— Aim of the exercise —
Nothing may be dropped or altered: reproduce all the data.

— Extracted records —
┌──

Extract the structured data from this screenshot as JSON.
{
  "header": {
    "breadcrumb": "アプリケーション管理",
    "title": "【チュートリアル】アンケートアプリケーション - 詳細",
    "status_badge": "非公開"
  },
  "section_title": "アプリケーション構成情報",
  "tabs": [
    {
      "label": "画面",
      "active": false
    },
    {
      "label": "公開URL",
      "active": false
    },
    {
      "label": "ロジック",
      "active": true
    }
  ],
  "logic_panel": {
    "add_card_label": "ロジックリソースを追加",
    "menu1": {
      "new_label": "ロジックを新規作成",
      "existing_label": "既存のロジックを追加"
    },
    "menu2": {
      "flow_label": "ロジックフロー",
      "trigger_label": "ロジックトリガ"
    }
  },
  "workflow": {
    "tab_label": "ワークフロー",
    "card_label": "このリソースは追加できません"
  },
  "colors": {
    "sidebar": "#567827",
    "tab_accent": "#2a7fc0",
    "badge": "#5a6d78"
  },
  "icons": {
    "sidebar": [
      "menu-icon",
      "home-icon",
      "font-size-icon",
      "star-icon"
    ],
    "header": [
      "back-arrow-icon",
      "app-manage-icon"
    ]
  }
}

└──

— Result of this exercise —
Extract the structured data from this screenshot as JSON.
{
  "header": {
    "breadcrumb": "アプリケーション管理",
    "title": "【チュートリアル】アンケートアプリケーション - 詳細",
    "status_badge": "非公開"
  },
  "section_title": "アプリケーション構成情報",
  "tabs": [
    {
      "label": "画面",
      "active": false
    },
    {
      "label": "公開URL",
      "active": false
    },
    {
      "label": "ロジック",
      "active": true
    }
  ],
  "logic_panel": {
    "add_card_label": "ロジックリソースを追加",
    "menu1": {
      "new_label": "ロジックを新規作成",
      "existing_label": "既存のロジックを追加"
    },
    "menu2": {
      "flow_label": "ロジックフロー",
      "trigger_label": "ロジックトリガ"
    }
  },
  "workflow": {
    "tab_label": "ワークフロー",
    "card_label": "このリソースは追加できません"
  },
  "colors": {
    "sidebar": "#567827",
    "tab_accent": "#2a7fc0",
    "badge": "#5a6d78"
  },
  "icons": {
    "sidebar": [
      "menu-icon",
      "home-icon",
      "font-size-icon",
      "star-icon"
    ],
    "header": [
      "back-arrow-icon",
      "app-manage-icon"
    ]
  }
}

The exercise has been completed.